RECORD SET –
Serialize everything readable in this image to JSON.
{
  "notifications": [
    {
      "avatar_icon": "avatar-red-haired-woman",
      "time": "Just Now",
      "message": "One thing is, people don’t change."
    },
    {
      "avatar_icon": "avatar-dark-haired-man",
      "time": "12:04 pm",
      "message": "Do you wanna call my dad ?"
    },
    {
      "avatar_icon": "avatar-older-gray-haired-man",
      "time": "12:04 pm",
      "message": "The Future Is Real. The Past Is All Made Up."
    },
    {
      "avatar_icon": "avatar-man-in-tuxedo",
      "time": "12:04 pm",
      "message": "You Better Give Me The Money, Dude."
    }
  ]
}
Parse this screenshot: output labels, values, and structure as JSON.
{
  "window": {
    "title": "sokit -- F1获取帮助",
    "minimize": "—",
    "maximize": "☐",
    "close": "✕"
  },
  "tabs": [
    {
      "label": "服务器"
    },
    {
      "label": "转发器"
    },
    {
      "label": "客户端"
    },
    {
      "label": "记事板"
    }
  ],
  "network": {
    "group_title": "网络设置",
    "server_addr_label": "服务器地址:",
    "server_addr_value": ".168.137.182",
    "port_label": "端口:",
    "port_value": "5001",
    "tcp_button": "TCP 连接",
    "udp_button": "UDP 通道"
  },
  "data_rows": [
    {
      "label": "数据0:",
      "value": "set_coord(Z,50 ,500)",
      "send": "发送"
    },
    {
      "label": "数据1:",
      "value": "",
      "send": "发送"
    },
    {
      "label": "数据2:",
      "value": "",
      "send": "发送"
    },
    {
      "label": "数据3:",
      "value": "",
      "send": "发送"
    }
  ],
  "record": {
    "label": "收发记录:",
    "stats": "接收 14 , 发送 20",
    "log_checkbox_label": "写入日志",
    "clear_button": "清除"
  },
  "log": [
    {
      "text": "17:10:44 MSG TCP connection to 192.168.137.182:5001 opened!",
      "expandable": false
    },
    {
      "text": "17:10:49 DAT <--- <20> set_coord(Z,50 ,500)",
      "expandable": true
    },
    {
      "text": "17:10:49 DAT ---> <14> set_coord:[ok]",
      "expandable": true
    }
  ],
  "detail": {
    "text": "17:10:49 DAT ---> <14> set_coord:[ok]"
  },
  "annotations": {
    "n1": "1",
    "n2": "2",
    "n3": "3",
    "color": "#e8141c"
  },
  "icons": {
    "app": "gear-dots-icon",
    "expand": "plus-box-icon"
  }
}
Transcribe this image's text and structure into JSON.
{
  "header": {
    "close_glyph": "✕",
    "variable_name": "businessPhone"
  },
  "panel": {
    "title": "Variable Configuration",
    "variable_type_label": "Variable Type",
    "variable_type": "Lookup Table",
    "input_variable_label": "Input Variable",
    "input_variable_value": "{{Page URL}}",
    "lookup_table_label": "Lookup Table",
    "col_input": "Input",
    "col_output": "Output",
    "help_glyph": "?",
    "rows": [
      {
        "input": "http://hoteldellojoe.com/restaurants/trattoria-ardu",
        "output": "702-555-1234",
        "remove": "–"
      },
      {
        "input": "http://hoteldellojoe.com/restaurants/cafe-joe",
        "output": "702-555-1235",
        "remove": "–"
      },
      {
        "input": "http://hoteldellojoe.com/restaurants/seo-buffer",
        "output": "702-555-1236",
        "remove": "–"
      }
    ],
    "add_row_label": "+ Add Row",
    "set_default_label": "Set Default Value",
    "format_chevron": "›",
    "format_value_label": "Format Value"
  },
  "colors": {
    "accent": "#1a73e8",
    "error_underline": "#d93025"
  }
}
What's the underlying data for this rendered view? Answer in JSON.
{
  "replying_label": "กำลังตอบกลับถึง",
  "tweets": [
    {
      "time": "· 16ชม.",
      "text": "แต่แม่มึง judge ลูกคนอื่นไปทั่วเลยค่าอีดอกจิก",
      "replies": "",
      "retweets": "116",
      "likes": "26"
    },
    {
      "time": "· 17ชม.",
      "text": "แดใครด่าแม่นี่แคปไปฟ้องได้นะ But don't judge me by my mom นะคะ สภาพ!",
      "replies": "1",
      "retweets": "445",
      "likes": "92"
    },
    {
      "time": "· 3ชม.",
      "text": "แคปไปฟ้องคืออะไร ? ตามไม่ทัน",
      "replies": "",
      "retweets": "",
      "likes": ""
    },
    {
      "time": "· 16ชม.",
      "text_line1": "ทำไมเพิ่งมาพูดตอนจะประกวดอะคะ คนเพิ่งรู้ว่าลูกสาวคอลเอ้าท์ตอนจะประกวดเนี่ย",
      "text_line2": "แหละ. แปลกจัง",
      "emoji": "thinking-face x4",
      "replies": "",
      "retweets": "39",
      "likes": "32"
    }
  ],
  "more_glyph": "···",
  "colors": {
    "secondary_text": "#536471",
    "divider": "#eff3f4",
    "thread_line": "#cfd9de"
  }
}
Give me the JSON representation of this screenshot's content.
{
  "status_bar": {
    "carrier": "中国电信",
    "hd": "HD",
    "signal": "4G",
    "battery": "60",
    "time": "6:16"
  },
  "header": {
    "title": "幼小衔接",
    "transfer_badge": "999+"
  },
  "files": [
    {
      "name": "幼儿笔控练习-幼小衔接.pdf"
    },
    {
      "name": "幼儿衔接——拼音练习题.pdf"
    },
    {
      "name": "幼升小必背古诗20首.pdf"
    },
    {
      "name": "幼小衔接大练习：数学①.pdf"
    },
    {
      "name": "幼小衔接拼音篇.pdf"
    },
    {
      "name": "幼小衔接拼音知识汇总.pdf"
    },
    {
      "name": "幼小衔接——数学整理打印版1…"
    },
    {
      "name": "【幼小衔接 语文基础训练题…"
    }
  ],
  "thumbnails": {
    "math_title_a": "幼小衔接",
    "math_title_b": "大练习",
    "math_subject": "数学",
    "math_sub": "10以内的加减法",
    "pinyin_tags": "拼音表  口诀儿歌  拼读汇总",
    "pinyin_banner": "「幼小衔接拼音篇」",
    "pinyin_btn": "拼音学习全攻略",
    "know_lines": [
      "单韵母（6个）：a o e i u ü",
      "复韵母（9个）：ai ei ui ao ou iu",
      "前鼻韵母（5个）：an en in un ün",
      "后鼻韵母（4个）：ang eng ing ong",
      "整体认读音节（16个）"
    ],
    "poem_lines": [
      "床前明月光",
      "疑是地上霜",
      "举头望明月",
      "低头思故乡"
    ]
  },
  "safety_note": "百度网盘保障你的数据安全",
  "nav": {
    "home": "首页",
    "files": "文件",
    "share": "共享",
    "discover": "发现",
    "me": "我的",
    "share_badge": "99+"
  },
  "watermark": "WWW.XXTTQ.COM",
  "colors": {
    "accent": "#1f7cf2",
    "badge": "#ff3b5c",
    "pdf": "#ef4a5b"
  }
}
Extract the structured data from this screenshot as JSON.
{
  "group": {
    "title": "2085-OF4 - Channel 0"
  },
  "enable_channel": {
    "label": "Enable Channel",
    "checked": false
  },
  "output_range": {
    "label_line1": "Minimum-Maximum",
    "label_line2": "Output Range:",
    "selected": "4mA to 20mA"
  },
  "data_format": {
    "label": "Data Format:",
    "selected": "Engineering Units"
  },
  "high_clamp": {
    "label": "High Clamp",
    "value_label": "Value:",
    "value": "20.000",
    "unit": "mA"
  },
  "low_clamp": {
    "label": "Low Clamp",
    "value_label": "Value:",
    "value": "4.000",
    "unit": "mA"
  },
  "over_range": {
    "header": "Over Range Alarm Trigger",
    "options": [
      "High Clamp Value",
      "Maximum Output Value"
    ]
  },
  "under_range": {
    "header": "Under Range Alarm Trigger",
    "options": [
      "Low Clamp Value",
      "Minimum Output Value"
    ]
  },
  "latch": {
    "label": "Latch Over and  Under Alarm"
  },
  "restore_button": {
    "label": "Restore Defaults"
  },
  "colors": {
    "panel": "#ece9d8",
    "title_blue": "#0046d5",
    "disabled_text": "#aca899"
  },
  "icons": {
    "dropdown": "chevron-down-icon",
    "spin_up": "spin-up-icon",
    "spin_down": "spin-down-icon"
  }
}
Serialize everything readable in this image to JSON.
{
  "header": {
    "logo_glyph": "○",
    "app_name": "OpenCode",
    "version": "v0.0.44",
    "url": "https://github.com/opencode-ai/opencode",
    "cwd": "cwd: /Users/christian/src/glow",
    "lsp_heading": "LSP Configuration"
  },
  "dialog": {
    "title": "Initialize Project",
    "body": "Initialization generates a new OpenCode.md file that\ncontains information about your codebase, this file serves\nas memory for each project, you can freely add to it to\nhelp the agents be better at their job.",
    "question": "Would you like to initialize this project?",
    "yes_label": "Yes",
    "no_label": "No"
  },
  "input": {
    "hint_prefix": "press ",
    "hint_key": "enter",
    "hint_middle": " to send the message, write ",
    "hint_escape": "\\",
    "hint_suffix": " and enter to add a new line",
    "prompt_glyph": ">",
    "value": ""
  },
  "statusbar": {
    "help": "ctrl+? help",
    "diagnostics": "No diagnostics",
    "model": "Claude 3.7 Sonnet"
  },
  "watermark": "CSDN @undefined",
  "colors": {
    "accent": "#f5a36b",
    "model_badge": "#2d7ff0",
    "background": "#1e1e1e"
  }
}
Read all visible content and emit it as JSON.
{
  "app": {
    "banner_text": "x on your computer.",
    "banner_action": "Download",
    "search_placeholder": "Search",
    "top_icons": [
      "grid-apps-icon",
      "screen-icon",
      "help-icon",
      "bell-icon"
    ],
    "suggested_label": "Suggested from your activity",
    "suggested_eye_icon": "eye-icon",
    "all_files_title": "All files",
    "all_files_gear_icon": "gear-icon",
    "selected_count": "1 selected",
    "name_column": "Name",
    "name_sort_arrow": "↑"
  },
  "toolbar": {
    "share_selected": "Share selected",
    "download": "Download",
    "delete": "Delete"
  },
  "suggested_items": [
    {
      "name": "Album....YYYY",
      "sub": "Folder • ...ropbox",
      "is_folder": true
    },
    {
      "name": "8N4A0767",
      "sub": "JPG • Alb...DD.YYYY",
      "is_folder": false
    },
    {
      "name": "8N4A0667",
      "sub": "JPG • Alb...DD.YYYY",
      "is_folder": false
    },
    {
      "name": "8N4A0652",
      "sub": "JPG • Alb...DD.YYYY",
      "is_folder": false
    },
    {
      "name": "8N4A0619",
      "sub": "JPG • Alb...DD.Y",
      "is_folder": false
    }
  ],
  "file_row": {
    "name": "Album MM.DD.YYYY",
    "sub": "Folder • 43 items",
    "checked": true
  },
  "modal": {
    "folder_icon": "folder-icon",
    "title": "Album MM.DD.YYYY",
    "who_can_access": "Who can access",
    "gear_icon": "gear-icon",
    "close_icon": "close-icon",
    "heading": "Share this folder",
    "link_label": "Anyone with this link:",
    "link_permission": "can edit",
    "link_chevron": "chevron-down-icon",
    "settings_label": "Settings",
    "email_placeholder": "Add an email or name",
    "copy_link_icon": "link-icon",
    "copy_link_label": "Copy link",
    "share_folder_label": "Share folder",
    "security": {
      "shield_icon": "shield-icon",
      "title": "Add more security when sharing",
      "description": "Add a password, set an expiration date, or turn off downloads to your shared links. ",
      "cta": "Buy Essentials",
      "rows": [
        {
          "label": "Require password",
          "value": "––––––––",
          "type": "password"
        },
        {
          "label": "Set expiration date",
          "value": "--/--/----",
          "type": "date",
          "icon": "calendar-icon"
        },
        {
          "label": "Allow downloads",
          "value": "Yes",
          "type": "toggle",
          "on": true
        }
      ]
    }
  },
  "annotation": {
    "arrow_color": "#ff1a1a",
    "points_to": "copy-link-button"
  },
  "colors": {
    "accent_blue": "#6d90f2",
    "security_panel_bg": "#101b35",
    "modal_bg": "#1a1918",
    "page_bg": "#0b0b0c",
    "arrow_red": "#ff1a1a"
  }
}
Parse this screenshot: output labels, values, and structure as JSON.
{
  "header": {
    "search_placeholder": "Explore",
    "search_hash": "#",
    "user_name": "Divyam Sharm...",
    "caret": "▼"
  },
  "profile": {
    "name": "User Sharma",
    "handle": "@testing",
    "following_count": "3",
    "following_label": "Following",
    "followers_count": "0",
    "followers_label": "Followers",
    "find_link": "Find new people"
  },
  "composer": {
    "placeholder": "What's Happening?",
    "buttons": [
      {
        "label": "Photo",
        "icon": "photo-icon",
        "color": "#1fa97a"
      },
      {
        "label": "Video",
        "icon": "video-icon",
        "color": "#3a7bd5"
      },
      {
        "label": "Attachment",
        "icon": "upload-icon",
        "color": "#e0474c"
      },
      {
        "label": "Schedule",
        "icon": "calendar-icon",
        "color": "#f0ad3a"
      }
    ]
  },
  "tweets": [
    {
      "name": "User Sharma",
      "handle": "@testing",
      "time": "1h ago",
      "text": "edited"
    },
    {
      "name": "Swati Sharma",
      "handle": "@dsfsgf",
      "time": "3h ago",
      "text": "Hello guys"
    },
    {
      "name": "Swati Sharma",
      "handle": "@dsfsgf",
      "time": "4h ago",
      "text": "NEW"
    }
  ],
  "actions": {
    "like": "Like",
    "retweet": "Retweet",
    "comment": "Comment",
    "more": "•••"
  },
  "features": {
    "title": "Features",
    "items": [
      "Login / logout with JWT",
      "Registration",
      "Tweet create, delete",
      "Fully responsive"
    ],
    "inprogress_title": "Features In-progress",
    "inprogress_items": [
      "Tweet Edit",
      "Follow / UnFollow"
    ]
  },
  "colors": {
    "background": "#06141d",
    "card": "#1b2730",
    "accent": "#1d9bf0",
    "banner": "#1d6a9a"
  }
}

INSTRUCTIONS FOR THE TASK – Copy each line above where the string "from" occurs.

FULL RESPONSE –
Extract the structured data from this screenshot as JSON.
    "suggested_label": "Suggested from your activity",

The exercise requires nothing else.